Exercise instructions:
**1.** Translate this sentence from the farewell address into Spanish: "By Tuesday, the alarms did not feel as early."
**2.** From the farewell address, give again word for word the part that opens with the words containing "In the beginnings" and closes with "quit yet: perseverant.".
**3.** Answer these questions from the farewell address:
(a) In what year did George Washington give his farewell address?
(b) What developed on Thursday?
(c) What word goes with being tired but not ready to quit yet?

Text excerpt:
Farewell Address

    Posted on Monday, Dec 03, 2018
    In 1796, George Washington gave a farewell address to the country. Now, 222 years later I am giving my own. While I will not attempt the gravitas of Washington, a recollection of the past semester seems necessary for the future semesters. So, this farewell address of mine recounts the journey of this first semester of graduate school. I feel that it is more of a remembrance address than farewell since I am still in pursuit of my degree. There is a finality in the word farewell and it seems I am just beginning my journey.

    This semester began uncertainty. Classes were marked first by empty chairs and tables, then unknown faces and names, to finally the familiarity of friends.

    In the beginnings of Monday, a niche was found. By Tuesday, the alarms did not feel as early. Campus felt less unchartered and more navigable on Wednesday. Habits developed on Thursday. By Friday a new path was becoming more worn. These five days, iterations on a various theme, brought a repetitious familiarity. I had found the comfortability I was missing when I wrote my first blog. 

    I have read and written notes. I have typed papers of my own and peer reviewed others. I have scoured the thesaurus looking for a better word to use. I have stared at the screen of my computer with various emotions. A great idea: inspired. Tired, but not ready to quit yet: perseverant. 

    There were days that felt right and others where I felt the weight of my career inching to rest on my shoulders. The future was murky. Nonetheless, through times of clarity and doubt I kept at it.

Source excerpt:
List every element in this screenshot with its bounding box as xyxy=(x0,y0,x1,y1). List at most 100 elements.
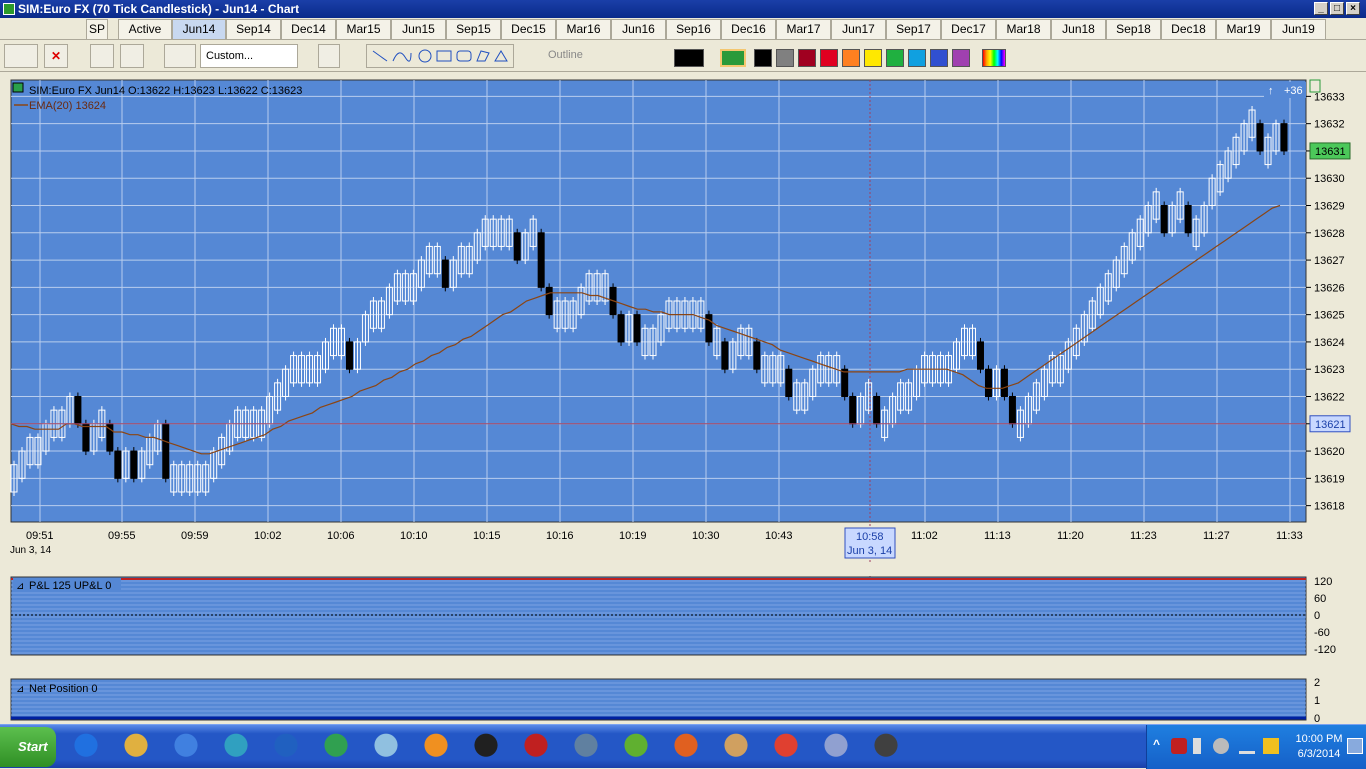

The answers:
**1.** Para el martes, las alarmas ya no se sentían tan tempranas.

**2.**
In the beginnings of Monday, a niche was found. By Tuesday, the alarms did not feel as early. Campus felt less unchartered and more navigable on Wednesday. Habits developed on Thursday. By Friday a new path was becoming more worn. These five days, iterations on a various theme, brought a repetitious familiarity. I had found the comfortability I was missing when I wrote my first blog. 

    I have read and written notes. I have typed papers of my own and peer reviewed others. I have scoured the thesaurus looking for a better word to use. I have stared at the screen of my computer with various emotions. A great idea: inspired. Tired, but not ready to quit yet: perseverant.

**3.**
(a) 1796
(b) Habits
(c) Perseverant